- Aim of the task: Write the data out again, character for character, with no images.

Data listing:
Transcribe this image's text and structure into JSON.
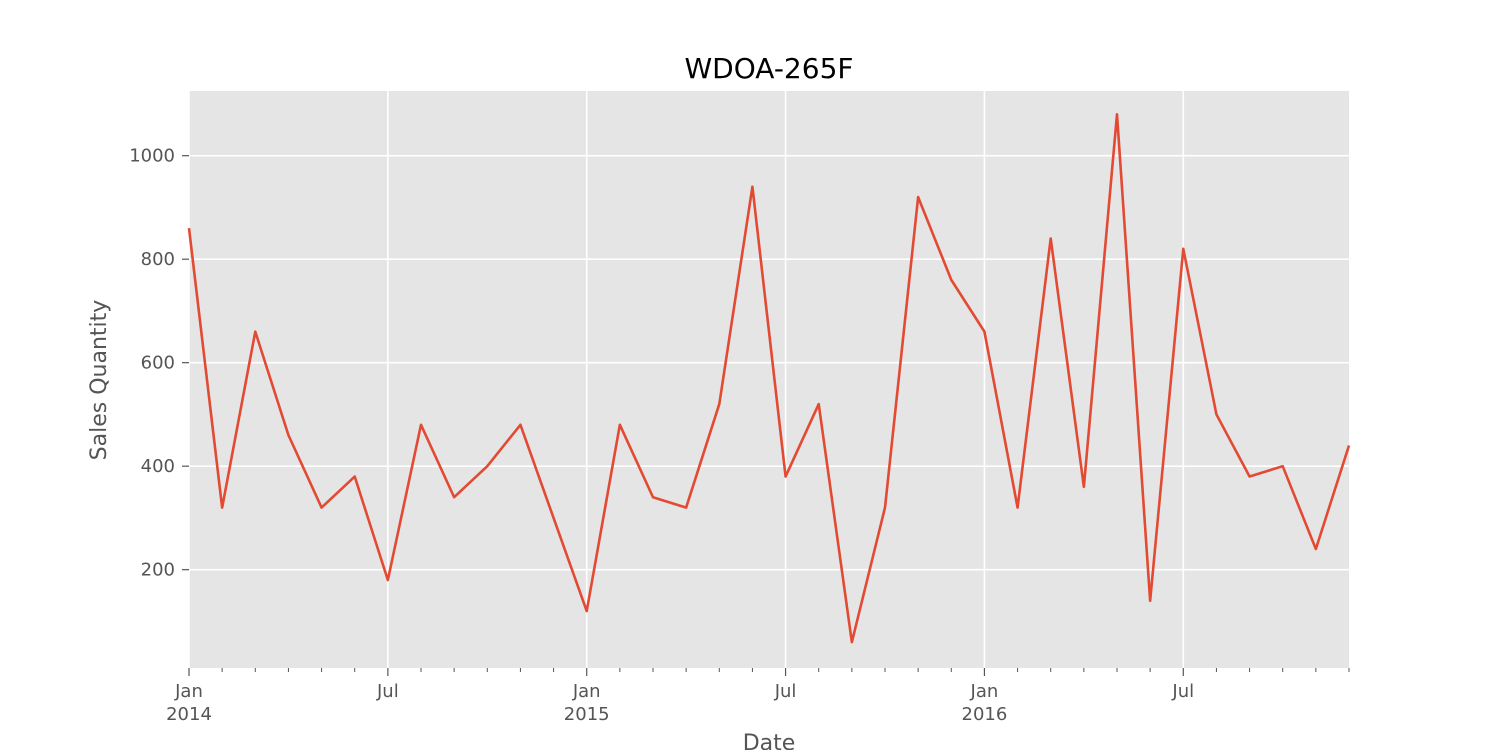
{
  "chart_data": {
    "type": "line",
    "title": "WDOA-265F",
    "xlabel": "Date",
    "ylabel": "Sales Quantity",
    "xlim": [
      "2014-01",
      "2016-12"
    ],
    "ylim": [
      10,
      1125
    ],
    "grid": true,
    "legend": "none",
    "colors": {
      "line": "#E24A33",
      "plot_background": "#E5E5E5",
      "grid": "#FFFFFF",
      "text": "#555555"
    },
    "x_ticks_major": [
      {
        "date": "2014-01",
        "label": "Jan",
        "sublabel": "2014"
      },
      {
        "date": "2014-07",
        "label": "Jul",
        "sublabel": ""
      },
      {
        "date": "2015-01",
        "label": "Jan",
        "sublabel": "2015"
      },
      {
        "date": "2015-07",
        "label": "Jul",
        "sublabel": ""
      },
      {
        "date": "2016-01",
        "label": "Jan",
        "sublabel": "2016"
      },
      {
        "date": "2016-07",
        "label": "Jul",
        "sublabel": ""
      }
    ],
    "y_ticks": [
      200,
      400,
      600,
      800,
      1000
    ],
    "x": [
      "2014-01",
      "2014-02",
      "2014-03",
      "2014-04",
      "2014-05",
      "2014-06",
      "2014-07",
      "2014-08",
      "2014-09",
      "2014-10",
      "2014-11",
      "2014-12",
      "2015-01",
      "2015-02",
      "2015-03",
      "2015-04",
      "2015-05",
      "2015-06",
      "2015-07",
      "2015-08",
      "2015-09",
      "2015-10",
      "2015-11",
      "2015-12",
      "2016-01",
      "2016-02",
      "2016-03",
      "2016-04",
      "2016-05",
      "2016-06",
      "2016-07",
      "2016-08",
      "2016-09",
      "2016-10",
      "2016-11",
      "2016-12"
    ],
    "series": [
      {
        "values": [
          860,
          320,
          660,
          460,
          320,
          380,
          180,
          480,
          340,
          400,
          480,
          300,
          120,
          480,
          340,
          320,
          520,
          940,
          380,
          520,
          60,
          320,
          920,
          760,
          660,
          320,
          840,
          360,
          1080,
          140,
          820,
          500,
          380,
          400,
          240,
          440
        ]
      }
    ]
  }
}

- Solution to this problem:
Transcribe this image's text and structure into JSON.
{
  "chart_data": {
    "type": "line",
    "title": "WDOA-265F",
    "xlabel": "Date",
    "ylabel": "Sales Quantity",
    "xlim": [
      "2014-01",
      "2016-12"
    ],
    "ylim": [
      10,
      1125
    ],
    "grid": true,
    "legend": "none",
    "colors": {
      "line": "#E24A33",
      "plot_background": "#E5E5E5",
      "grid": "#FFFFFF",
      "text": "#555555"
    },
    "x_ticks_major": [
      {
        "date": "2014-01",
        "label": "Jan",
        "sublabel": "2014"
      },
      {
        "date": "2014-07",
        "label": "Jul",
        "sublabel": ""
      },
      {
        "date": "2015-01",
        "label": "Jan",
        "sublabel": "2015"
      },
      {
        "date": "2015-07",
        "label": "Jul",
        "sublabel": ""
      },
      {
        "date": "2016-01",
        "label": "Jan",
        "sublabel": "2016"
      },
      {
        "date": "2016-07",
        "label": "Jul",
        "sublabel": ""
      }
    ],
    "y_ticks": [
      200,
      400,
      600,
      800,
      1000
    ],
    "x": [
      "2014-01",
      "2014-02",
      "2014-03",
      "2014-04",
      "2014-05",
      "2014-06",
      "2014-07",
      "2014-08",
      "2014-09",
      "2014-10",
      "2014-11",
      "2014-12",
      "2015-01",
      "2015-02",
      "2015-03",
      "2015-04",
      "2015-05",
      "2015-06",
      "2015-07",
      "2015-08",
      "2015-09",
      "2015-10",
      "2015-11",
      "2015-12",
      "2016-01",
      "2016-02",
      "2016-03",
      "2016-04",
      "2016-05",
      "2016-06",
      "2016-07",
      "2016-08",
      "2016-09",
      "2016-10",
      "2016-11",
      "2016-12"
    ],
    "series": [
      {
        "values": [
          860,
          320,
          660,
          460,
          320,
          380,
          180,
          480,
          340,
          400,
          480,
          300,
          120,
          480,
          340,
          320,
          520,
          940,
          380,
          520,
          60,
          320,
          920,
          760,
          660,
          320,
          840,
          360,
          1080,
          140,
          820,
          500,
          380,
          400,
          240,
          440
        ]
      }
    ]
  }
}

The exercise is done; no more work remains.